Records:
-- Begin --
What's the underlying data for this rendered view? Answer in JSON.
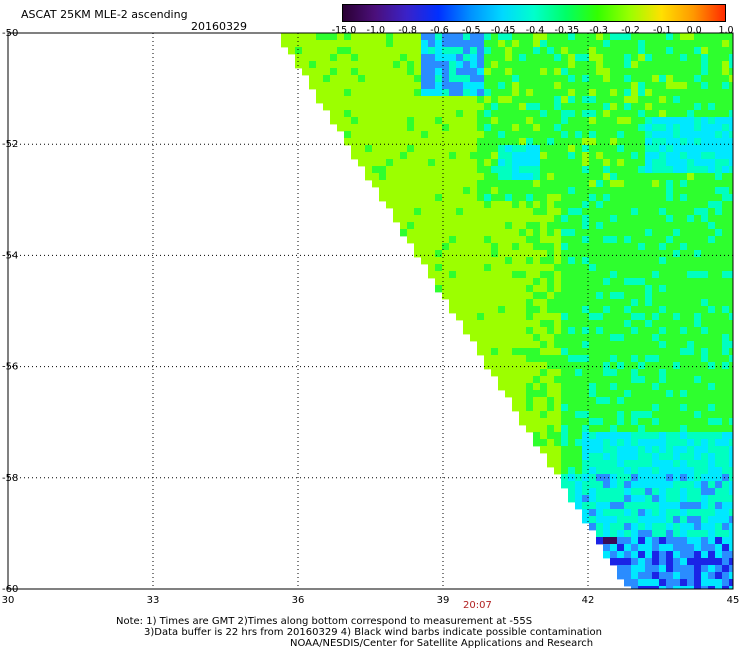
{
  "header": {
    "title": "ASCAT 25KM MLE-2 ascending",
    "date": "20160329"
  },
  "colorbar": {
    "labels": [
      "-15.0",
      "-1.0",
      "-0.8",
      "-0.6",
      "-0.5",
      "-0.45",
      "-0.4",
      "-0.35",
      "-0.3",
      "-0.2",
      "-0.1",
      "0.0",
      "1.0"
    ],
    "colors": [
      "#2a0033",
      "#4b0f7a",
      "#3a22c8",
      "#0030ff",
      "#0090ff",
      "#00d8ff",
      "#00ffcc",
      "#00ff66",
      "#33ff00",
      "#99ff00",
      "#ffe000",
      "#ff9900",
      "#ff2a00"
    ]
  },
  "map": {
    "lon_min": 30,
    "lon_max": 45,
    "lat_min": -60,
    "lat_max": -50,
    "x_ticks": [
      "30",
      "33",
      "36",
      "39",
      "42",
      "45"
    ],
    "y_ticks": [
      "-50",
      "-52",
      "-54",
      "-56",
      "-58",
      "-60"
    ],
    "grid": "dotted",
    "palette": {
      "dark": "#3a0b57",
      "blue": "#1a24e6",
      "mid": "#2a8cff",
      "cyan": "#00e8ff",
      "teal": "#00ffc0",
      "green": "#2eff2e",
      "lime": "#9cff00"
    }
  },
  "footer": {
    "time": "20:07",
    "note1": "Note: 1) Times are GMT 2)Times along bottom correspond to measurement at -55S",
    "note2": "3)Data buffer is 22 hrs from 20160329 4) Black wind barbs indicate possible contamination",
    "note3": "NOAA/NESDIS/Center for Satellite Applications and Research"
  }
}
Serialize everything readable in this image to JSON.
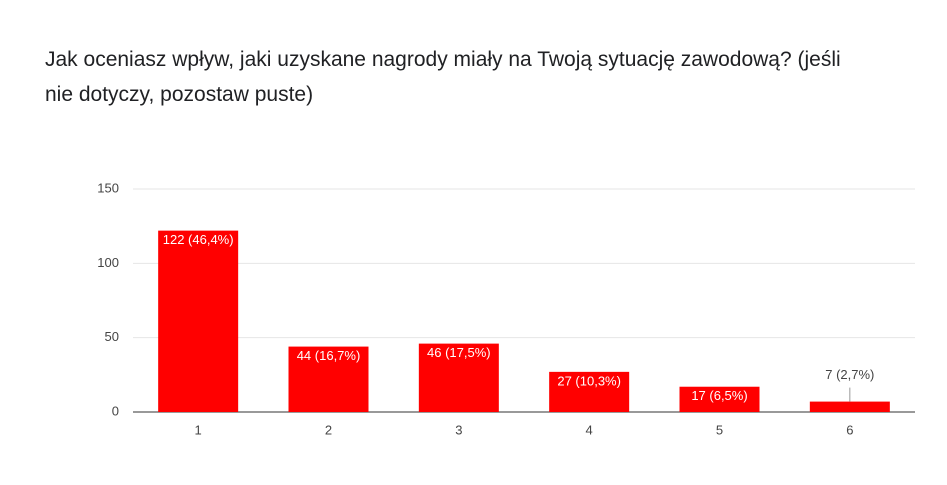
{
  "chart_data": {
    "type": "bar",
    "title": "Jak oceniasz wpływ, jaki uzyskane nagrody miały na Twoją sytuację zawodową? (jeśli nie dotyczy, pozostaw puste)",
    "categories": [
      "1",
      "2",
      "3",
      "4",
      "5",
      "6"
    ],
    "values": [
      122,
      44,
      46,
      27,
      17,
      7
    ],
    "value_labels": [
      "122 (46,4%)",
      "44 (16,7%)",
      "46 (17,5%)",
      "27 (10,3%)",
      "17 (6,5%)",
      "7 (2,7%)"
    ],
    "color": "#ff0000",
    "ylim": [
      0,
      150
    ],
    "yticks": [
      0,
      50,
      100,
      150
    ],
    "grid": true
  }
}
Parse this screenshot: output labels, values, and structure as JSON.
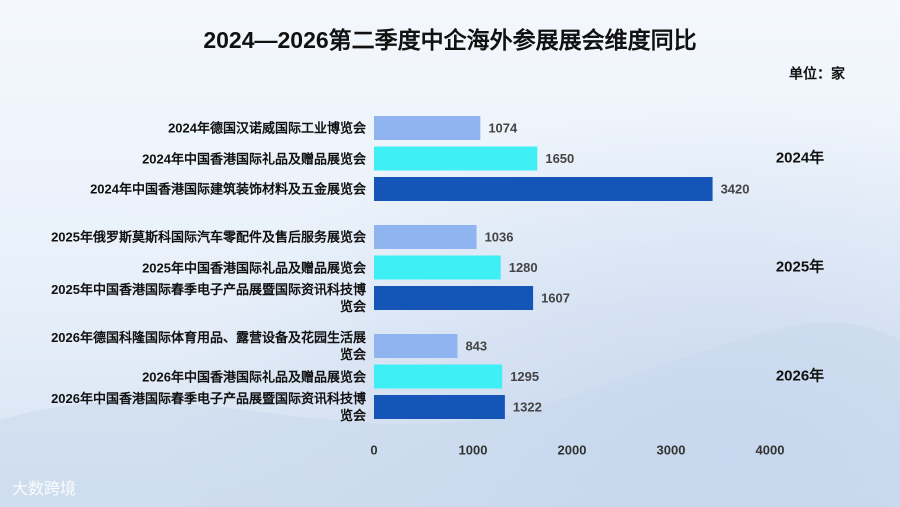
{
  "chart_data": {
    "type": "bar",
    "orientation": "horizontal",
    "title": "2024—2026第二季度中企海外参展展会维度同比",
    "unit": "单位：家",
    "categories": [
      "2024年德国汉诺威国际工业博览会",
      "2024年中国香港国际礼品及赠品展览会",
      "2024年中国香港国际建筑装饰材料及五金展览会",
      "2025年俄罗斯莫斯科国际汽车零配件及售后服务展览会",
      "2025年中国香港国际礼品及赠品展览会",
      "2025年中国香港国际春季电子产品展暨国际资讯科技博览会",
      "2026年德国科隆国际体育用品、露营设备及花园生活展览会",
      "2026年中国香港国际礼品及赠品展览会",
      "2026年中国香港国际春季电子产品展暨国际资讯科技博览会"
    ],
    "values": [
      1074,
      1650,
      3420,
      1036,
      1280,
      1607,
      843,
      1295,
      1322
    ],
    "colors": [
      "#8fb4ef",
      "#3ef0f5",
      "#1655b8",
      "#8fb4ef",
      "#3ef0f5",
      "#1655b8",
      "#8fb4ef",
      "#3ef0f5",
      "#1655b8"
    ],
    "group_labels": [
      "2024年",
      "2025年",
      "2026年"
    ],
    "xlim": [
      0,
      4000
    ],
    "xticks": [
      0,
      1000,
      2000,
      3000,
      4000
    ],
    "grid": false,
    "watermark": "大数跨境"
  }
}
-- End --
__GIVEN INSTRUCTION__
Gather each line that holds "title".

__RESPONSE TO THE EXERCISE__
    "title": "ASCAT 25KM MLE-2 ascending",
    "title": "Jak oceniasz wpływ, jaki uzyskane nagrody miały na Twoją sytuację zawodową? (jeśli nie dotyczy, pozostaw puste)",
    "title": "2024—2026第二季度中企海外参展展会维度同比",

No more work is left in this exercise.